### EXERCISE
Restate the whole of the material. Keep every word, and drop the pictures.

### LISTED RECORDS
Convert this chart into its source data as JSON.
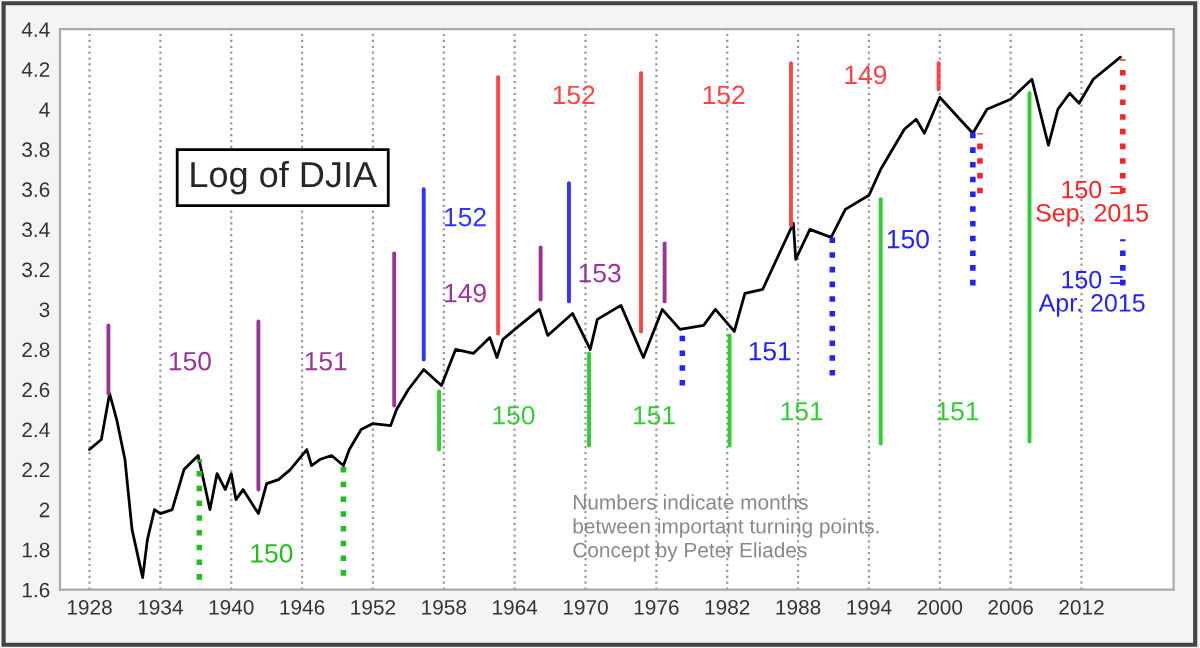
{
  "chart_data": {
    "type": "line",
    "title": "Log of DJIA",
    "xlim": [
      1925.5,
      2019.8
    ],
    "xticks": [
      1928,
      1934,
      1940,
      1946,
      1952,
      1958,
      1964,
      1970,
      1976,
      1982,
      1988,
      1994,
      2000,
      2006,
      2012
    ],
    "ylim": [
      1.6,
      4.4
    ],
    "yticks": [
      1.6,
      1.8,
      2,
      2.2,
      2.4,
      2.6,
      2.8,
      3,
      3.2,
      3.4,
      3.6,
      3.8,
      4,
      4.2,
      4.4
    ],
    "grid": "x",
    "legend": false,
    "marker": "none",
    "series": [
      {
        "color": "#000000",
        "line_style": "solid",
        "x": [
          1928.0,
          1929.0,
          1929.7,
          1930.3,
          1931.0,
          1931.6,
          1932.5,
          1932.9,
          1933.5,
          1934.0,
          1935.0,
          1936.0,
          1937.2,
          1938.2,
          1938.8,
          1939.5,
          1940.0,
          1940.4,
          1941.0,
          1942.3,
          1943.0,
          1944.0,
          1945.0,
          1946.4,
          1946.8,
          1947.5,
          1948.5,
          1949.5,
          1950.0,
          1951.0,
          1952.0,
          1953.5,
          1954.0,
          1955.0,
          1956.3,
          1957.8,
          1959.0,
          1960.5,
          1961.9,
          1962.5,
          1963.0,
          1964.0,
          1966.1,
          1966.8,
          1968.9,
          1970.4,
          1971.0,
          1973.0,
          1974.9,
          1976.5,
          1978.0,
          1980.0,
          1981.0,
          1982.6,
          1983.5,
          1985.0,
          1987.6,
          1987.8,
          1989.0,
          1990.8,
          1992.0,
          1994.0,
          1995.0,
          1996.0,
          1997.0,
          1998.0,
          1998.7,
          2000.0,
          2001.7,
          2002.8,
          2004.0,
          2006.0,
          2007.8,
          2009.2,
          2010.0,
          2011.0,
          2011.8,
          2013.0,
          2015.3
        ],
        "values": [
          2.3,
          2.35,
          2.58,
          2.45,
          2.25,
          1.9,
          1.66,
          1.85,
          2.0,
          1.98,
          2.0,
          2.2,
          2.27,
          2.0,
          2.18,
          2.1,
          2.18,
          2.05,
          2.1,
          1.98,
          2.13,
          2.15,
          2.2,
          2.3,
          2.22,
          2.25,
          2.27,
          2.22,
          2.3,
          2.4,
          2.43,
          2.42,
          2.5,
          2.6,
          2.7,
          2.62,
          2.8,
          2.78,
          2.86,
          2.76,
          2.85,
          2.9,
          3.0,
          2.87,
          2.98,
          2.8,
          2.95,
          3.02,
          2.76,
          3.0,
          2.9,
          2.92,
          3.0,
          2.89,
          3.08,
          3.1,
          3.43,
          3.25,
          3.4,
          3.36,
          3.5,
          3.57,
          3.7,
          3.8,
          3.9,
          3.95,
          3.88,
          4.06,
          3.95,
          3.88,
          4.0,
          4.05,
          4.15,
          3.82,
          4.0,
          4.08,
          4.03,
          4.15,
          4.26
        ]
      },
      {
        "color": "#993399",
        "line_style": "solid",
        "x": [
          1929.6,
          1929.6
        ],
        "values": [
          2.58,
          2.92
        ]
      },
      {
        "color": "#993399",
        "line_style": "solid",
        "x": [
          1942.3,
          1942.3
        ],
        "values": [
          2.1,
          2.94
        ]
      },
      {
        "color": "#993399",
        "line_style": "solid",
        "x": [
          1953.8,
          1953.8
        ],
        "values": [
          2.52,
          3.28
        ]
      },
      {
        "color": "#993399",
        "line_style": "solid",
        "x": [
          1966.2,
          1966.2
        ],
        "values": [
          3.05,
          3.31
        ]
      },
      {
        "color": "#993399",
        "line_style": "solid",
        "x": [
          1976.7,
          1976.7
        ],
        "values": [
          3.04,
          3.33
        ]
      },
      {
        "color": "#3333ff",
        "line_style": "solid",
        "x": [
          1956.3,
          1956.3
        ],
        "values": [
          2.75,
          3.6
        ]
      },
      {
        "color": "#3333ff",
        "line_style": "solid",
        "x": [
          1968.6,
          1968.6
        ],
        "values": [
          3.04,
          3.63
        ]
      },
      {
        "color": "#ff4444",
        "line_style": "solid",
        "x": [
          1962.6,
          1962.6
        ],
        "values": [
          2.88,
          4.16
        ]
      },
      {
        "color": "#ff4444",
        "line_style": "solid",
        "x": [
          1974.7,
          1974.7
        ],
        "values": [
          2.89,
          4.18
        ]
      },
      {
        "color": "#ff4444",
        "line_style": "solid",
        "x": [
          1987.4,
          1987.4
        ],
        "values": [
          3.42,
          4.23
        ]
      },
      {
        "color": "#ff4444",
        "line_style": "solid",
        "x": [
          1999.9,
          1999.9
        ],
        "values": [
          4.1,
          4.23
        ]
      },
      {
        "color": "#ff2222",
        "line_style": "dotted",
        "x": [
          2003.4,
          2003.4
        ],
        "values": [
          3.58,
          3.88
        ]
      },
      {
        "color": "#ff2222",
        "line_style": "dotted",
        "x": [
          2015.5,
          2015.5
        ],
        "values": [
          3.58,
          4.25
        ]
      },
      {
        "color": "#2222ff",
        "line_style": "dotted",
        "x": [
          1978.2,
          1978.2
        ],
        "values": [
          2.62,
          2.88
        ]
      },
      {
        "color": "#2222ff",
        "line_style": "dotted",
        "x": [
          1990.9,
          1990.9
        ],
        "values": [
          2.67,
          3.38
        ]
      },
      {
        "color": "#2222ff",
        "line_style": "dotted",
        "x": [
          2002.8,
          2002.8
        ],
        "values": [
          3.12,
          3.9
        ]
      },
      {
        "color": "#2222ff",
        "line_style": "dotted",
        "x": [
          2015.5,
          2015.5
        ],
        "values": [
          3.12,
          3.35
        ]
      },
      {
        "color": "#33cc33",
        "line_style": "solid",
        "x": [
          1957.6,
          1957.6
        ],
        "values": [
          2.3,
          2.59
        ]
      },
      {
        "color": "#33cc33",
        "line_style": "solid",
        "x": [
          1970.3,
          1970.3
        ],
        "values": [
          2.32,
          2.78
        ]
      },
      {
        "color": "#33cc33",
        "line_style": "solid",
        "x": [
          1982.2,
          1982.2
        ],
        "values": [
          2.32,
          2.87
        ]
      },
      {
        "color": "#33cc33",
        "line_style": "solid",
        "x": [
          1995.0,
          1995.0
        ],
        "values": [
          2.33,
          3.55
        ]
      },
      {
        "color": "#33cc33",
        "line_style": "solid",
        "x": [
          2007.6,
          2007.6
        ],
        "values": [
          2.34,
          4.08
        ]
      },
      {
        "color": "#22bb22",
        "line_style": "dotted",
        "x": [
          1937.3,
          1937.3
        ],
        "values": [
          1.65,
          2.25
        ]
      },
      {
        "color": "#22bb22",
        "line_style": "dotted",
        "x": [
          1949.5,
          1949.5
        ],
        "values": [
          1.67,
          2.22
        ]
      }
    ],
    "annotations": [
      "150",
      "151",
      "149",
      "153",
      "152",
      "152",
      "152",
      "149",
      "150 =\nSep. 2015",
      "151",
      "150",
      "150 =\nApr. 2015",
      "150",
      "151",
      "151",
      "151",
      "150",
      "Numbers indicate months\nbetween important turning points.\nConcept by Peter Eliades"
    ]
  }
}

### RESULT FOR THIS EXERCISE
Convert this chart into its source data as JSON.
{
  "chart_data": {
    "type": "line",
    "title": "Log of DJIA",
    "xlim": [
      1925.5,
      2019.8
    ],
    "xticks": [
      1928,
      1934,
      1940,
      1946,
      1952,
      1958,
      1964,
      1970,
      1976,
      1982,
      1988,
      1994,
      2000,
      2006,
      2012
    ],
    "ylim": [
      1.6,
      4.4
    ],
    "yticks": [
      1.6,
      1.8,
      2,
      2.2,
      2.4,
      2.6,
      2.8,
      3,
      3.2,
      3.4,
      3.6,
      3.8,
      4,
      4.2,
      4.4
    ],
    "grid": "x",
    "legend": false,
    "marker": "none",
    "series": [
      {
        "color": "#000000",
        "line_style": "solid",
        "x": [
          1928.0,
          1929.0,
          1929.7,
          1930.3,
          1931.0,
          1931.6,
          1932.5,
          1932.9,
          1933.5,
          1934.0,
          1935.0,
          1936.0,
          1937.2,
          1938.2,
          1938.8,
          1939.5,
          1940.0,
          1940.4,
          1941.0,
          1942.3,
          1943.0,
          1944.0,
          1945.0,
          1946.4,
          1946.8,
          1947.5,
          1948.5,
          1949.5,
          1950.0,
          1951.0,
          1952.0,
          1953.5,
          1954.0,
          1955.0,
          1956.3,
          1957.8,
          1959.0,
          1960.5,
          1961.9,
          1962.5,
          1963.0,
          1964.0,
          1966.1,
          1966.8,
          1968.9,
          1970.4,
          1971.0,
          1973.0,
          1974.9,
          1976.5,
          1978.0,
          1980.0,
          1981.0,
          1982.6,
          1983.5,
          1985.0,
          1987.6,
          1987.8,
          1989.0,
          1990.8,
          1992.0,
          1994.0,
          1995.0,
          1996.0,
          1997.0,
          1998.0,
          1998.7,
          2000.0,
          2001.7,
          2002.8,
          2004.0,
          2006.0,
          2007.8,
          2009.2,
          2010.0,
          2011.0,
          2011.8,
          2013.0,
          2015.3
        ],
        "values": [
          2.3,
          2.35,
          2.58,
          2.45,
          2.25,
          1.9,
          1.66,
          1.85,
          2.0,
          1.98,
          2.0,
          2.2,
          2.27,
          2.0,
          2.18,
          2.1,
          2.18,
          2.05,
          2.1,
          1.98,
          2.13,
          2.15,
          2.2,
          2.3,
          2.22,
          2.25,
          2.27,
          2.22,
          2.3,
          2.4,
          2.43,
          2.42,
          2.5,
          2.6,
          2.7,
          2.62,
          2.8,
          2.78,
          2.86,
          2.76,
          2.85,
          2.9,
          3.0,
          2.87,
          2.98,
          2.8,
          2.95,
          3.02,
          2.76,
          3.0,
          2.9,
          2.92,
          3.0,
          2.89,
          3.08,
          3.1,
          3.43,
          3.25,
          3.4,
          3.36,
          3.5,
          3.57,
          3.7,
          3.8,
          3.9,
          3.95,
          3.88,
          4.06,
          3.95,
          3.88,
          4.0,
          4.05,
          4.15,
          3.82,
          4.0,
          4.08,
          4.03,
          4.15,
          4.26
        ]
      },
      {
        "color": "#993399",
        "line_style": "solid",
        "x": [
          1929.6,
          1929.6
        ],
        "values": [
          2.58,
          2.92
        ]
      },
      {
        "color": "#993399",
        "line_style": "solid",
        "x": [
          1942.3,
          1942.3
        ],
        "values": [
          2.1,
          2.94
        ]
      },
      {
        "color": "#993399",
        "line_style": "solid",
        "x": [
          1953.8,
          1953.8
        ],
        "values": [
          2.52,
          3.28
        ]
      },
      {
        "color": "#993399",
        "line_style": "solid",
        "x": [
          1966.2,
          1966.2
        ],
        "values": [
          3.05,
          3.31
        ]
      },
      {
        "color": "#993399",
        "line_style": "solid",
        "x": [
          1976.7,
          1976.7
        ],
        "values": [
          3.04,
          3.33
        ]
      },
      {
        "color": "#3333ff",
        "line_style": "solid",
        "x": [
          1956.3,
          1956.3
        ],
        "values": [
          2.75,
          3.6
        ]
      },
      {
        "color": "#3333ff",
        "line_style": "solid",
        "x": [
          1968.6,
          1968.6
        ],
        "values": [
          3.04,
          3.63
        ]
      },
      {
        "color": "#ff4444",
        "line_style": "solid",
        "x": [
          1962.6,
          1962.6
        ],
        "values": [
          2.88,
          4.16
        ]
      },
      {
        "color": "#ff4444",
        "line_style": "solid",
        "x": [
          1974.7,
          1974.7
        ],
        "values": [
          2.89,
          4.18
        ]
      },
      {
        "color": "#ff4444",
        "line_style": "solid",
        "x": [
          1987.4,
          1987.4
        ],
        "values": [
          3.42,
          4.23
        ]
      },
      {
        "color": "#ff4444",
        "line_style": "solid",
        "x": [
          1999.9,
          1999.9
        ],
        "values": [
          4.1,
          4.23
        ]
      },
      {
        "color": "#ff2222",
        "line_style": "dotted",
        "x": [
          2003.4,
          2003.4
        ],
        "values": [
          3.58,
          3.88
        ]
      },
      {
        "color": "#ff2222",
        "line_style": "dotted",
        "x": [
          2015.5,
          2015.5
        ],
        "values": [
          3.58,
          4.25
        ]
      },
      {
        "color": "#2222ff",
        "line_style": "dotted",
        "x": [
          1978.2,
          1978.2
        ],
        "values": [
          2.62,
          2.88
        ]
      },
      {
        "color": "#2222ff",
        "line_style": "dotted",
        "x": [
          1990.9,
          1990.9
        ],
        "values": [
          2.67,
          3.38
        ]
      },
      {
        "color": "#2222ff",
        "line_style": "dotted",
        "x": [
          2002.8,
          2002.8
        ],
        "values": [
          3.12,
          3.9
        ]
      },
      {
        "color": "#2222ff",
        "line_style": "dotted",
        "x": [
          2015.5,
          2015.5
        ],
        "values": [
          3.12,
          3.35
        ]
      },
      {
        "color": "#33cc33",
        "line_style": "solid",
        "x": [
          1957.6,
          1957.6
        ],
        "values": [
          2.3,
          2.59
        ]
      },
      {
        "color": "#33cc33",
        "line_style": "solid",
        "x": [
          1970.3,
          1970.3
        ],
        "values": [
          2.32,
          2.78
        ]
      },
      {
        "color": "#33cc33",
        "line_style": "solid",
        "x": [
          1982.2,
          1982.2
        ],
        "values": [
          2.32,
          2.87
        ]
      },
      {
        "color": "#33cc33",
        "line_style": "solid",
        "x": [
          1995.0,
          1995.0
        ],
        "values": [
          2.33,
          3.55
        ]
      },
      {
        "color": "#33cc33",
        "line_style": "solid",
        "x": [
          2007.6,
          2007.6
        ],
        "values": [
          2.34,
          4.08
        ]
      },
      {
        "color": "#22bb22",
        "line_style": "dotted",
        "x": [
          1937.3,
          1937.3
        ],
        "values": [
          1.65,
          2.25
        ]
      },
      {
        "color": "#22bb22",
        "line_style": "dotted",
        "x": [
          1949.5,
          1949.5
        ],
        "values": [
          1.67,
          2.22
        ]
      }
    ],
    "annotations": [
      "150",
      "151",
      "149",
      "153",
      "152",
      "152",
      "152",
      "149",
      "150 =\nSep. 2015",
      "151",
      "150",
      "150 =\nApr. 2015",
      "150",
      "151",
      "151",
      "151",
      "150",
      "Numbers indicate months\nbetween important turning points.\nConcept by Peter Eliades"
    ]
  }
}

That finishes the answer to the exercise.